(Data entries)
───
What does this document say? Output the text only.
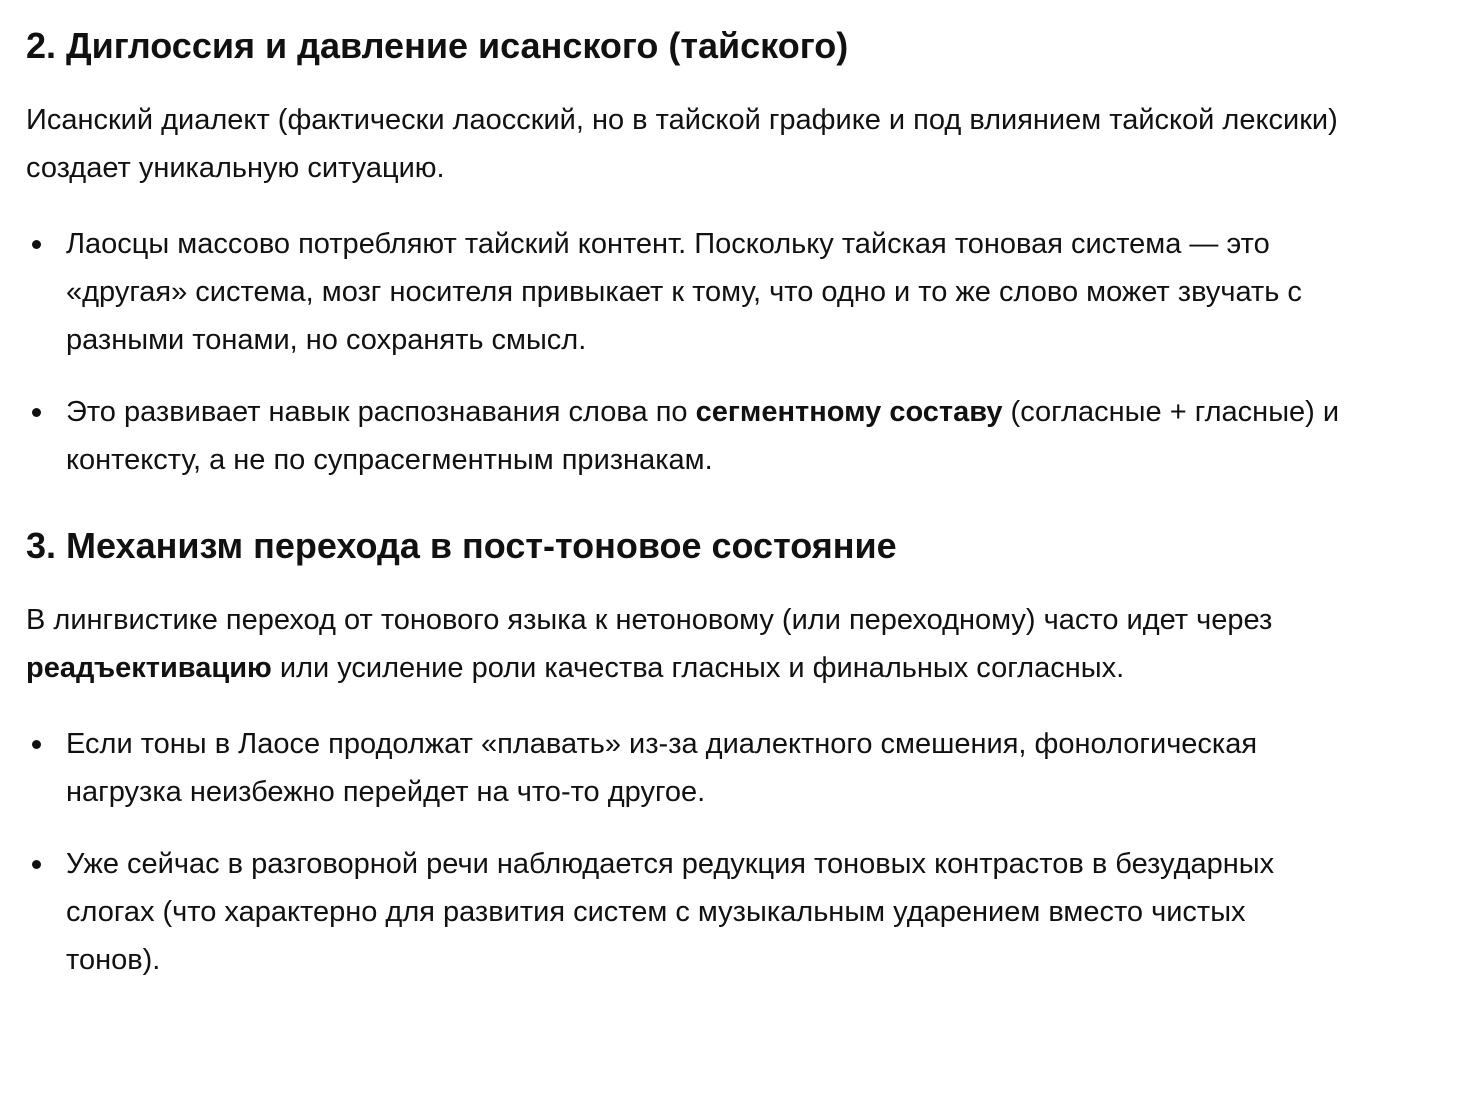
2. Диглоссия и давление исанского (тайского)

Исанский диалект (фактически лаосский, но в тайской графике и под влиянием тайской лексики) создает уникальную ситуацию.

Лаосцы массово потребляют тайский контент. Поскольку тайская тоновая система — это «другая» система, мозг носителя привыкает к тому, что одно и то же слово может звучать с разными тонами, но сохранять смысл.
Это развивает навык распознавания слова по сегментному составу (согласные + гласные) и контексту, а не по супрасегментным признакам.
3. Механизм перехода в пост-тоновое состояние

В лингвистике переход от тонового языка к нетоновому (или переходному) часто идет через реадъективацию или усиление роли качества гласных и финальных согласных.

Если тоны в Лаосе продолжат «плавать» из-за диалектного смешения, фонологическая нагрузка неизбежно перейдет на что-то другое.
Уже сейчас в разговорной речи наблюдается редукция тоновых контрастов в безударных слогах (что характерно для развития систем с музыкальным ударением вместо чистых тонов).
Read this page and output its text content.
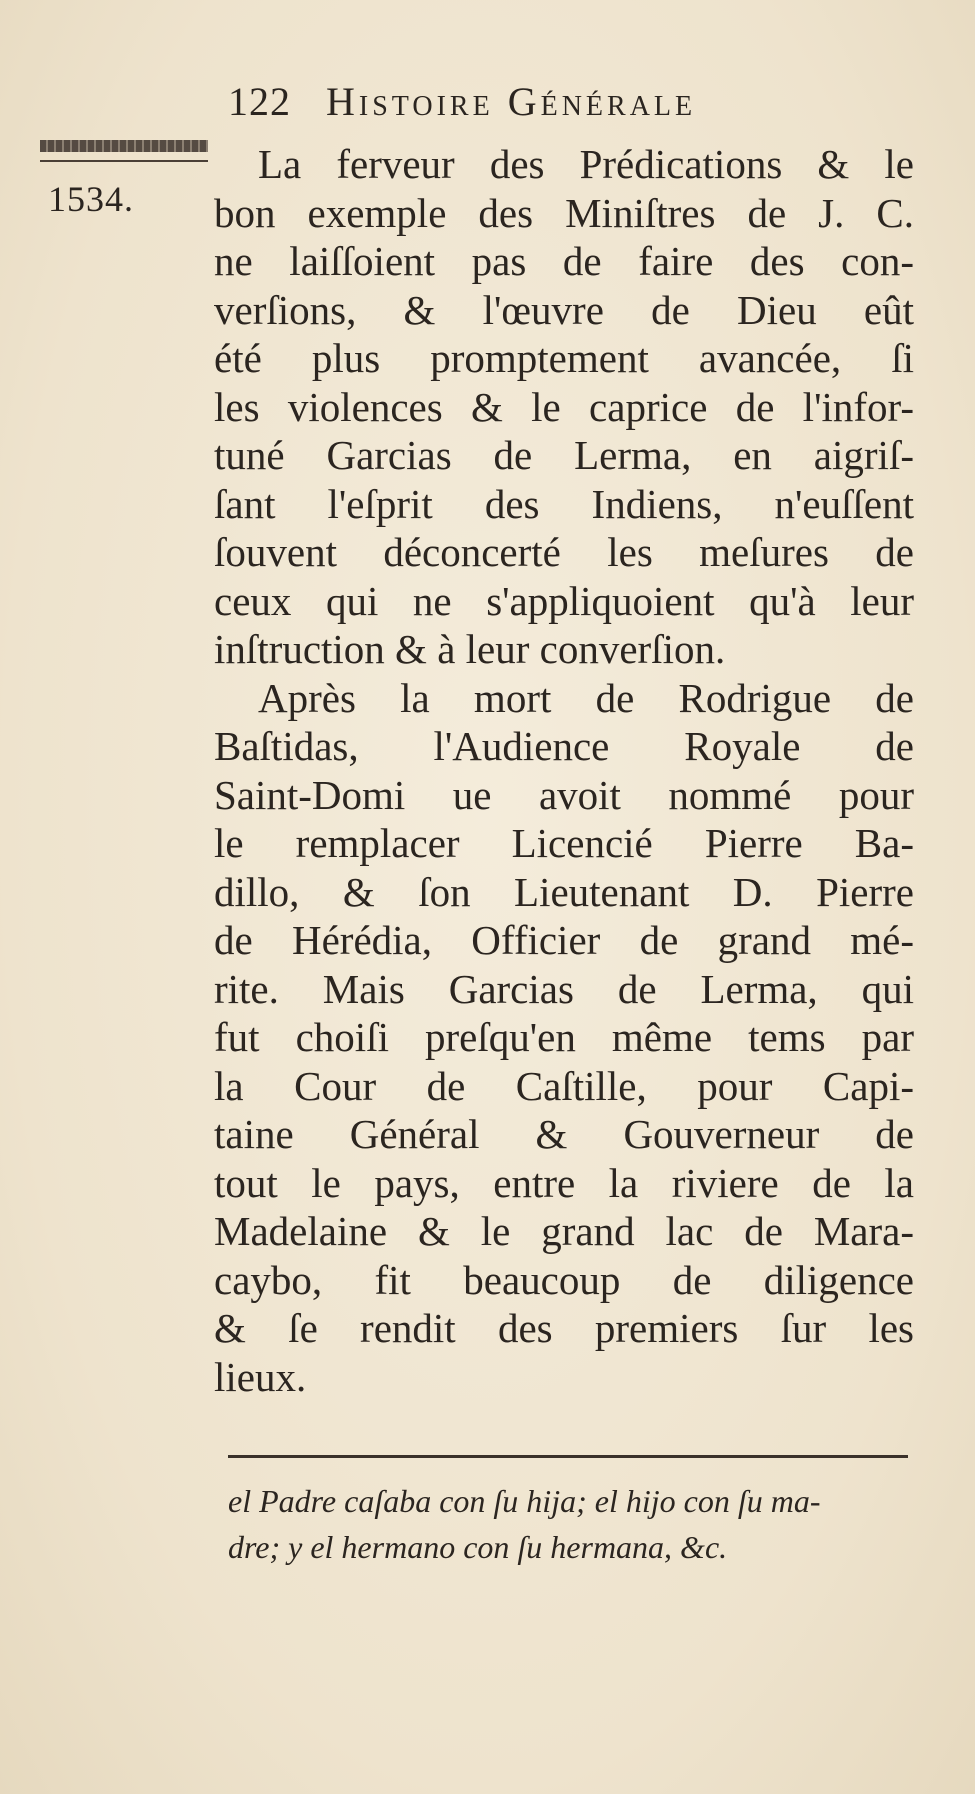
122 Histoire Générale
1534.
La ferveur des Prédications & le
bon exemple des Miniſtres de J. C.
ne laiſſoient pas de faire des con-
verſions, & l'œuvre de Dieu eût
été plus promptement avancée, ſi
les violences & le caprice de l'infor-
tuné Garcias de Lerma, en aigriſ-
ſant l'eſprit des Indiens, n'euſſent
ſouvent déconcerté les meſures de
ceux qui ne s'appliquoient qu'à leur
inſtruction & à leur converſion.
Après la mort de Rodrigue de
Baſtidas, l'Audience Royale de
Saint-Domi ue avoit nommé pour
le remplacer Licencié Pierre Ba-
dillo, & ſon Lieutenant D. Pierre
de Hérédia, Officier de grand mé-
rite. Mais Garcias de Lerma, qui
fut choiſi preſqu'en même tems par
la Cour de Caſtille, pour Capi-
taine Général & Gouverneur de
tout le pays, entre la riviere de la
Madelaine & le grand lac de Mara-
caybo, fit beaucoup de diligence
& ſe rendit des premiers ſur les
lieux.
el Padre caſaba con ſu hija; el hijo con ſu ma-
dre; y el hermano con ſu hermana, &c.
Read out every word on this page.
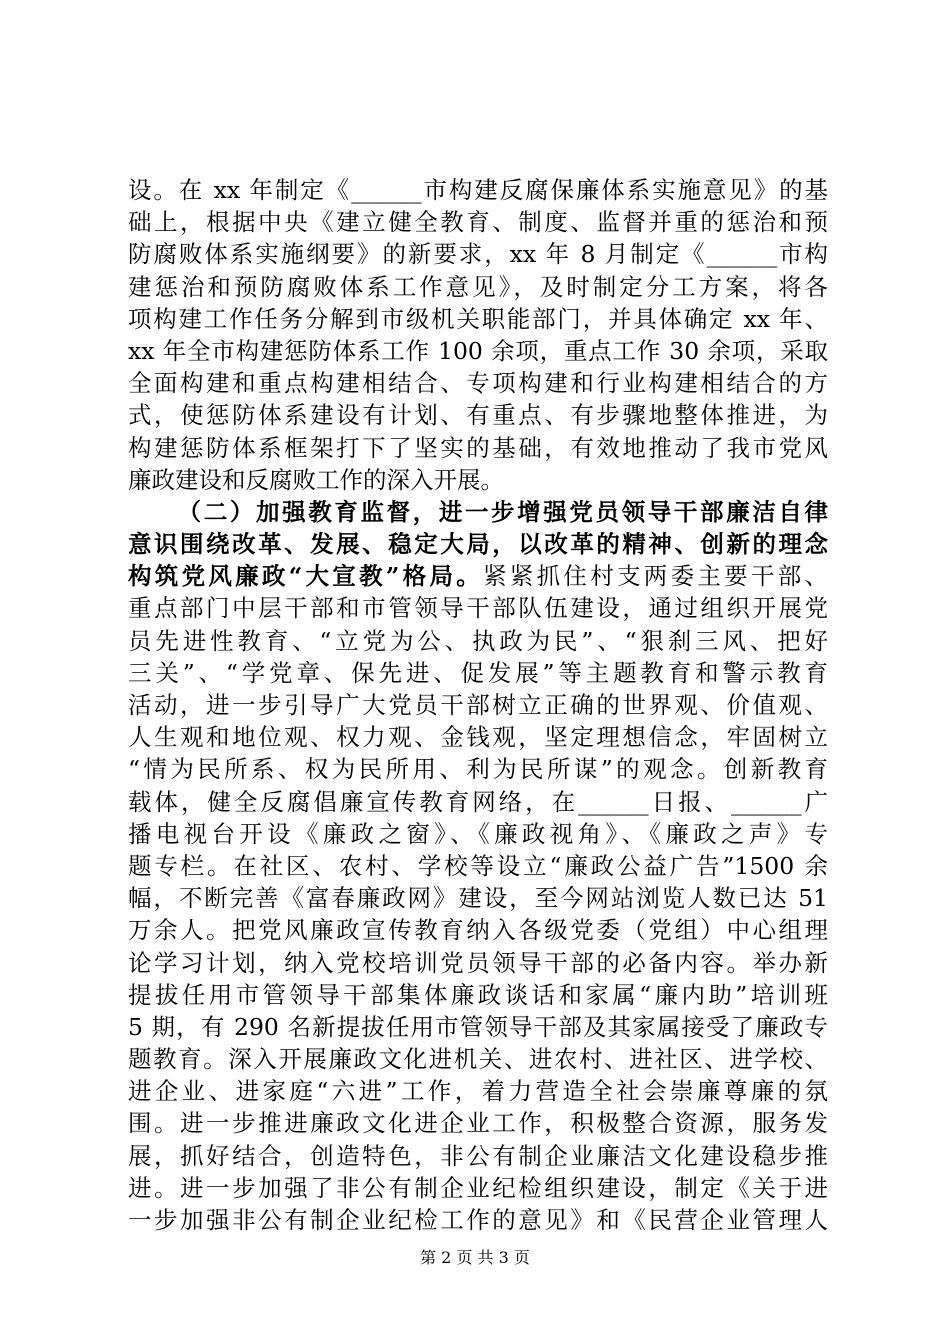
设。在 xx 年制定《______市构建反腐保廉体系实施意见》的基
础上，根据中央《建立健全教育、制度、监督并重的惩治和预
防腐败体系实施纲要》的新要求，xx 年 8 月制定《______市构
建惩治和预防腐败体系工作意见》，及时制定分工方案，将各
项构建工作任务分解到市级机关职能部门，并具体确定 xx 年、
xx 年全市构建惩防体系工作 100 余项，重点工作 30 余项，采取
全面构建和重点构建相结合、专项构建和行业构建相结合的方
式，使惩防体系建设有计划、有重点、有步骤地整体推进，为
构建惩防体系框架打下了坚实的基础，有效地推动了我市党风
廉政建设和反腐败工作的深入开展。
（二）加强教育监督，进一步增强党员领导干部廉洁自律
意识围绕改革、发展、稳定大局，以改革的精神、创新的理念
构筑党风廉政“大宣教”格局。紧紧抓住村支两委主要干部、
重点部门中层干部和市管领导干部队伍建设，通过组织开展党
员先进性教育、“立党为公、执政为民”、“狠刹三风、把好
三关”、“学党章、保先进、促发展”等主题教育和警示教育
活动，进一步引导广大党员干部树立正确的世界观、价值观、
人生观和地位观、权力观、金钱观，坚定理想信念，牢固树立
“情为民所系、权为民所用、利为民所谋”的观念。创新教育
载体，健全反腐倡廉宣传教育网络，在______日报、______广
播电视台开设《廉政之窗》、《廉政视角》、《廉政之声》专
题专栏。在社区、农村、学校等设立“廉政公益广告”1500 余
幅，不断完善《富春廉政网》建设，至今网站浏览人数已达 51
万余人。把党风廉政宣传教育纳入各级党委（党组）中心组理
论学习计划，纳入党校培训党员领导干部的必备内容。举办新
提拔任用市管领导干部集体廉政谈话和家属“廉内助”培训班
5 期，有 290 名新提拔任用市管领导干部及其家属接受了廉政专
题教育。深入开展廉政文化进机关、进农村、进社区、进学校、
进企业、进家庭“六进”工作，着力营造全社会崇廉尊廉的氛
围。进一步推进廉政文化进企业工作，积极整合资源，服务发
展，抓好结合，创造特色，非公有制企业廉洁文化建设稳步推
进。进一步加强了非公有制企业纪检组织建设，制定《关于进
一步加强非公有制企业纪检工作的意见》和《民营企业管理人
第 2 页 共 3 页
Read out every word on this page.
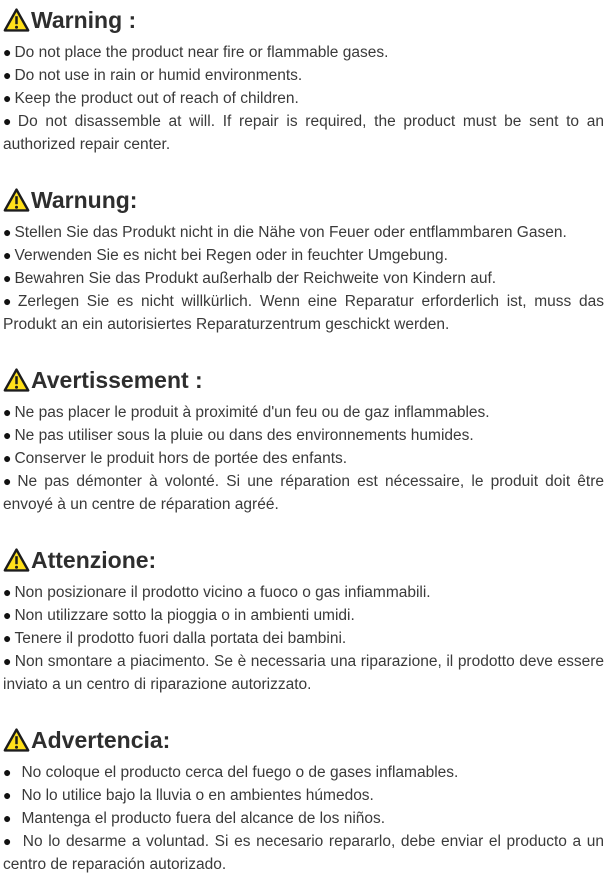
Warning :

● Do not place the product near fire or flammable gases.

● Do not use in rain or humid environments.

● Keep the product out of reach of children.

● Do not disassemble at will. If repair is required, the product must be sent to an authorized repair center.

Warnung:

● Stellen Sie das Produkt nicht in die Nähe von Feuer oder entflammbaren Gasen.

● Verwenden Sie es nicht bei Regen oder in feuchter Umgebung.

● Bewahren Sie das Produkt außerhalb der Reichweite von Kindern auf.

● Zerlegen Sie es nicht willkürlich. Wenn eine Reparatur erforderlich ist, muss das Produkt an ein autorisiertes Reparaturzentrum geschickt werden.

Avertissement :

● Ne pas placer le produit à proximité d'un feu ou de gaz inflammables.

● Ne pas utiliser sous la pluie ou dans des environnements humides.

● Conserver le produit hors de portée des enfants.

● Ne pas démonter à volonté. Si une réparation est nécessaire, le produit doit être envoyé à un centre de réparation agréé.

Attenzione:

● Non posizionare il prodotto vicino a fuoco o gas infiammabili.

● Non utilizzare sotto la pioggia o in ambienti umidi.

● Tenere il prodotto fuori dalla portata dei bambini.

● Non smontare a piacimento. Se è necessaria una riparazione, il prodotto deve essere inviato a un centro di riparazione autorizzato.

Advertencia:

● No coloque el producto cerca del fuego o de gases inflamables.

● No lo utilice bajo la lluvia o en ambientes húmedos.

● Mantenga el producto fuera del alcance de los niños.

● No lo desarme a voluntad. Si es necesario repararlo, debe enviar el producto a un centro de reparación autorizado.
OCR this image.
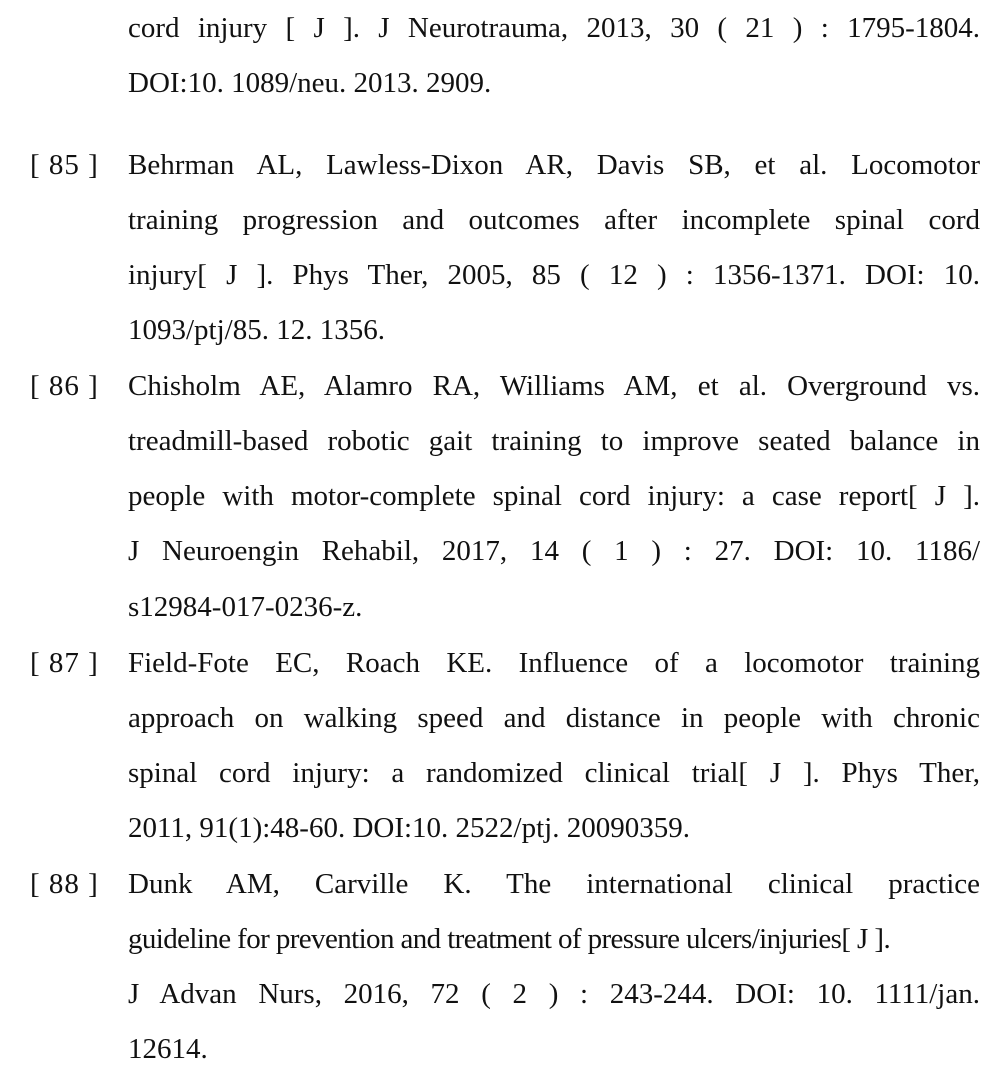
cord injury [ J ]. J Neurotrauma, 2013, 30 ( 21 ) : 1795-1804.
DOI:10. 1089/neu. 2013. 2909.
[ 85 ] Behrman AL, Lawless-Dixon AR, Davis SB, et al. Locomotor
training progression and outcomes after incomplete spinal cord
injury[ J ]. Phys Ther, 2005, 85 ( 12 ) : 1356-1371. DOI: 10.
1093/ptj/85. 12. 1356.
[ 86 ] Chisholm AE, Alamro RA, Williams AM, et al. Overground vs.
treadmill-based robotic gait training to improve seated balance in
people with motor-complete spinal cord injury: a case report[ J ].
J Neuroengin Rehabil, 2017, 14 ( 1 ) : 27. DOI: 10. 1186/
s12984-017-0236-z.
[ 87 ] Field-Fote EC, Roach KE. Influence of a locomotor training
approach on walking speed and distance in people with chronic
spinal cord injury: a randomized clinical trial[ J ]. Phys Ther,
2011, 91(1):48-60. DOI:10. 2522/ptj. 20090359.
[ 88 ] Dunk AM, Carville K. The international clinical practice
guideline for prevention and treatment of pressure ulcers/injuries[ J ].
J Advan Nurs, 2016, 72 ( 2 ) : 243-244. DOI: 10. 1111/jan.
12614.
───
> [Task details]
Give back, word for word, every line from the one holding "OCR this image." through the last line of the listing. Pictures are excluded.

> [Answer to this exercise]
OCR this image.
cord injury [ J ]. J Neurotrauma, 2013, 30 ( 21 ) : 1795-1804.
DOI:10. 1089/neu. 2013. 2909.
[ 85 ] Behrman AL, Lawless-Dixon AR, Davis SB, et al. Locomotor
training progression and outcomes after incomplete spinal cord
injury[ J ]. Phys Ther, 2005, 85 ( 12 ) : 1356-1371. DOI: 10.
1093/ptj/85. 12. 1356.
[ 86 ] Chisholm AE, Alamro RA, Williams AM, et al. Overground vs.
treadmill-based robotic gait training to improve seated balance in
people with motor-complete spinal cord injury: a case report[ J ].
J Neuroengin Rehabil, 2017, 14 ( 1 ) : 27. DOI: 10. 1186/
s12984-017-0236-z.
[ 87 ] Field-Fote EC, Roach KE. Influence of a locomotor training
approach on walking speed and distance in people with chronic
spinal cord injury: a randomized clinical trial[ J ]. Phys Ther,
2011, 91(1):48-60. DOI:10. 2522/ptj. 20090359.
[ 88 ] Dunk AM, Carville K. The international clinical practice
guideline for prevention and treatment of pressure ulcers/injuries[ J ].
J Advan Nurs, 2016, 72 ( 2 ) : 243-244. DOI: 10. 1111/jan.
12614.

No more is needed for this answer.